# Aim of the exercise
Answer these questions using the Ignite Design System page below:
1. During which years did the project take place?
2. What services does First American provide, and to which industries?
3. What job title did the author hold on the Ignite Design System?

# Given text
═══

ProjectsBlogRésuméAbout
Back
First American

Ignite Design System

Reigniting the Ignite Design System — the mortar for First American's suite of Ignite applications.

Ignite Design System
When
  • 2021 — 2022
Platform
  • Web
Expertise
  • Design Systems Design
  • UX/UI Design
  • Front-End Development
Tools and Tech
  • Figma
  • Angular
  • Storybook

Background

First American is a financial services company that provides title insurance and settlement services to the real estate and mortgage industries.

Ignite is an application that simplifies the mortgage closing process, managing transactions, and escrow.

My Role

As Senior Design Technologist for the Ignite Design System, I was the sole person in charge of the Ignite Design System. I fulfilled several responsibilities as designer, front-end engineer, and de-facto product owner.

Challenges

  • The product lacked coherence, as teams operated in silos and implemented their processes and solutions to problems within their narrow context. This approach often led to conflicting work, resulting in duplicate or similar code.

═══

# Data shown
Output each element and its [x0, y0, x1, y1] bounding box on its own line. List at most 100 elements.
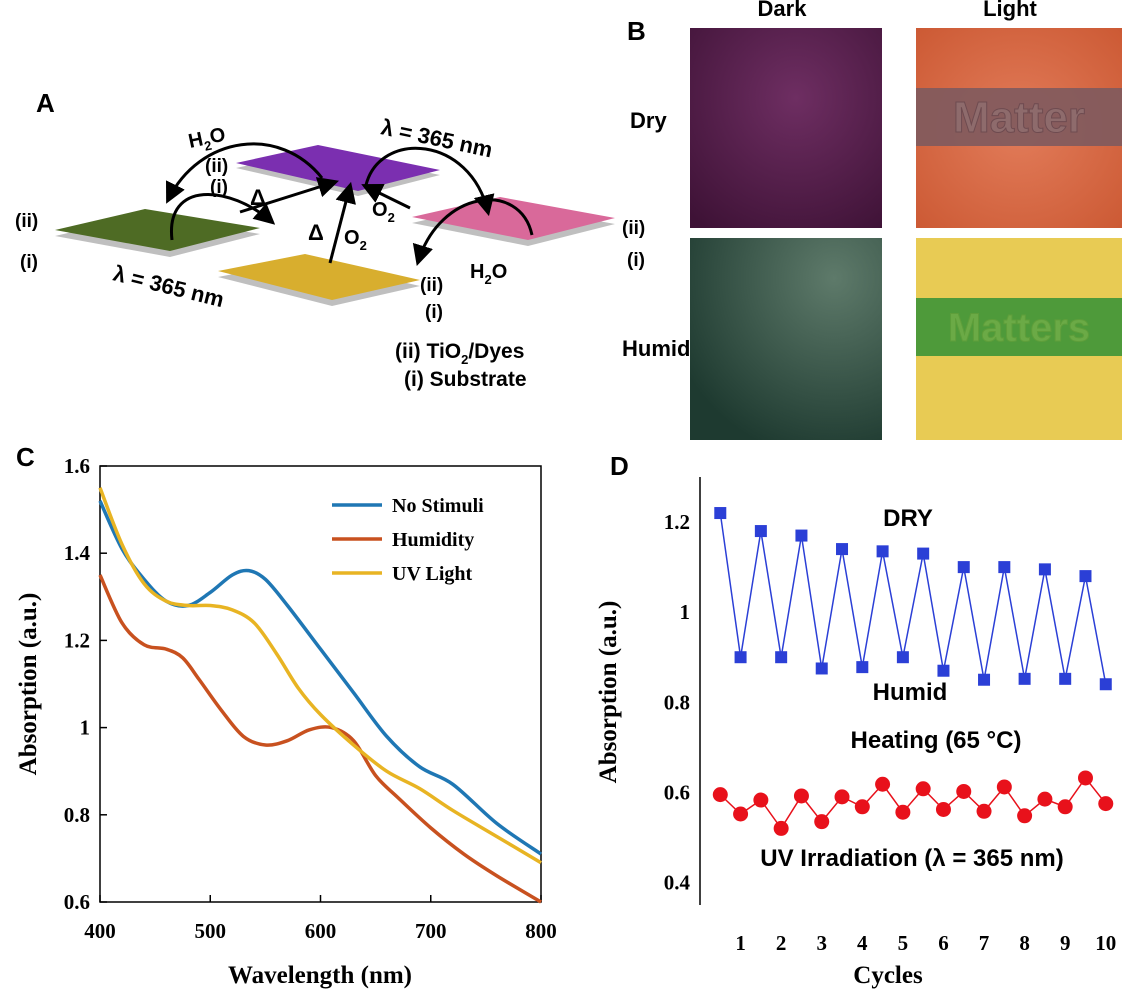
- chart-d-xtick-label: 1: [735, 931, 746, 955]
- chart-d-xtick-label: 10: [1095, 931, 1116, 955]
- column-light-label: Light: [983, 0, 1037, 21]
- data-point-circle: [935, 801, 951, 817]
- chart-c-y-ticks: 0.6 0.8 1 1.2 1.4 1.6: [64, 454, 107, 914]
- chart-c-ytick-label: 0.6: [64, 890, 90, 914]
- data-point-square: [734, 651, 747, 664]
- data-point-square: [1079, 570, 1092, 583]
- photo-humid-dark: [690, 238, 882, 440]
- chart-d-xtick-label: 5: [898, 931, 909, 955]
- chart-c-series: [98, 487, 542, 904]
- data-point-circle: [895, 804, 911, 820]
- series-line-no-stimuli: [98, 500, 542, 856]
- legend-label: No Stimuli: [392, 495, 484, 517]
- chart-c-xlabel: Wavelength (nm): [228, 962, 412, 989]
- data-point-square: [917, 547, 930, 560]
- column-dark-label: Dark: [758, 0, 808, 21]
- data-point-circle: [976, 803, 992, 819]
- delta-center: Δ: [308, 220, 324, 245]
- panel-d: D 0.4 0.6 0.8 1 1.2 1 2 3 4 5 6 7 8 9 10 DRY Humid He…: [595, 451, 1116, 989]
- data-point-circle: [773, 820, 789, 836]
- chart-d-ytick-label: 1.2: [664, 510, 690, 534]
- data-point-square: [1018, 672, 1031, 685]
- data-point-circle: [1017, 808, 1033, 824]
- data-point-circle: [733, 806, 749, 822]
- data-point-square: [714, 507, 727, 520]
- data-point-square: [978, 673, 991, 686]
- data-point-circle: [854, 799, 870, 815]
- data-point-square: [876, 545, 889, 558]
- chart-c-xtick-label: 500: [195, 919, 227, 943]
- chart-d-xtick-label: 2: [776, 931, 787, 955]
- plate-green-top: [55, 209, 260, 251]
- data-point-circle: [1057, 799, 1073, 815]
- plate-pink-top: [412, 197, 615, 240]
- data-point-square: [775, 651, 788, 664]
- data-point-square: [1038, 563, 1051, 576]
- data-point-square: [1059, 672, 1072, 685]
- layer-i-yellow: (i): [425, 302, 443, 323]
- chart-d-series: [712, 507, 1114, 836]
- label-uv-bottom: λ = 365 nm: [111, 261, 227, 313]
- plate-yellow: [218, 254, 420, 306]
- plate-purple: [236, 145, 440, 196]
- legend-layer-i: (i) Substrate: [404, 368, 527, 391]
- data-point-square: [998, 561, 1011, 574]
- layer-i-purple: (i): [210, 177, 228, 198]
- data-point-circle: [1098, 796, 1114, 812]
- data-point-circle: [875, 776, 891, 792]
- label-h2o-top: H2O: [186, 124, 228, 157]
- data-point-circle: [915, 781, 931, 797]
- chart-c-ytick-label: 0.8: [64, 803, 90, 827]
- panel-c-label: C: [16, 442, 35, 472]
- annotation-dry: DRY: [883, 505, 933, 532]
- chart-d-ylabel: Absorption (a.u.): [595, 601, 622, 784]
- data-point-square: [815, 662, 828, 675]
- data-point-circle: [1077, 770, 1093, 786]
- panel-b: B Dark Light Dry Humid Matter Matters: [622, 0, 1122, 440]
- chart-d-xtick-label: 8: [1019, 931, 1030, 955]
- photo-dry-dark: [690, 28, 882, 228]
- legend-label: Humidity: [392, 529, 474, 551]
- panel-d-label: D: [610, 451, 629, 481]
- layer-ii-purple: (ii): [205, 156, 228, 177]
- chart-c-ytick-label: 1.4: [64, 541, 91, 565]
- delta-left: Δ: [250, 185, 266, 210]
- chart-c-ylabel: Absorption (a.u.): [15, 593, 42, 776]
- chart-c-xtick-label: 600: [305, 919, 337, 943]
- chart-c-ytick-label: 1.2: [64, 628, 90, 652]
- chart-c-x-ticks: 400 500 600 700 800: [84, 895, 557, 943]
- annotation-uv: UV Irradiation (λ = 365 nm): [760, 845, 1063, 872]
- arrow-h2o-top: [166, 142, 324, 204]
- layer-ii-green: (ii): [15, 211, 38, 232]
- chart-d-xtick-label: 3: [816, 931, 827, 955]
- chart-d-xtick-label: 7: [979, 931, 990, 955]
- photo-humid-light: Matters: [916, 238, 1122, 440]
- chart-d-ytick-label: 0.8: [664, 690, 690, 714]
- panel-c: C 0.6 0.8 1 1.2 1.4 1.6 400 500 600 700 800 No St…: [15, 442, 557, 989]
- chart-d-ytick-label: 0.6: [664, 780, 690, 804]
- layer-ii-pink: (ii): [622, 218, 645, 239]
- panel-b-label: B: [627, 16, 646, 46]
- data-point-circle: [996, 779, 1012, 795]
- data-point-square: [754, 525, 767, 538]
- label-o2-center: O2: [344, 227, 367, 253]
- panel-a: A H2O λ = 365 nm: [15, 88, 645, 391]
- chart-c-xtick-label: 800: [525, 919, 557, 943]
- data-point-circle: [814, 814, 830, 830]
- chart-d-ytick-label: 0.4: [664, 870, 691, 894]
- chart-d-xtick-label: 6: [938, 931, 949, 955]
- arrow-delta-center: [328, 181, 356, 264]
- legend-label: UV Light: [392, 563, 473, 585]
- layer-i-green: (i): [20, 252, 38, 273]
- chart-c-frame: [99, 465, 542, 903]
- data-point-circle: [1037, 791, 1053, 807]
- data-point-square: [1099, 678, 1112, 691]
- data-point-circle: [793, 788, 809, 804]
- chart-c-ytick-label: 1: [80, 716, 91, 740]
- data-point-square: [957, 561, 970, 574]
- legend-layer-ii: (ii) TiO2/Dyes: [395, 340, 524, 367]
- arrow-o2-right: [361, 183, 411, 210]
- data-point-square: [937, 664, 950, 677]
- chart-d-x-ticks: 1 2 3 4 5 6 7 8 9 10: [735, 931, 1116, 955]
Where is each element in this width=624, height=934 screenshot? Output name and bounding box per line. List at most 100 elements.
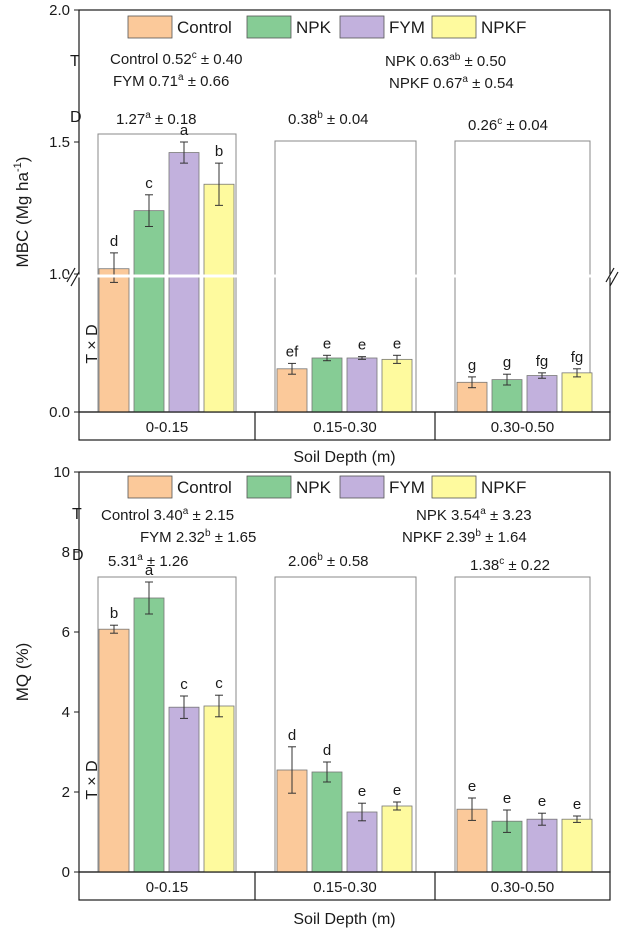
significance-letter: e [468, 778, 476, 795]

═══

# Task output
1. 2021 to 2022.
2. Title insurance and settlement services, provided to the real estate and mortgage industries.
3. Senior Design Technologist.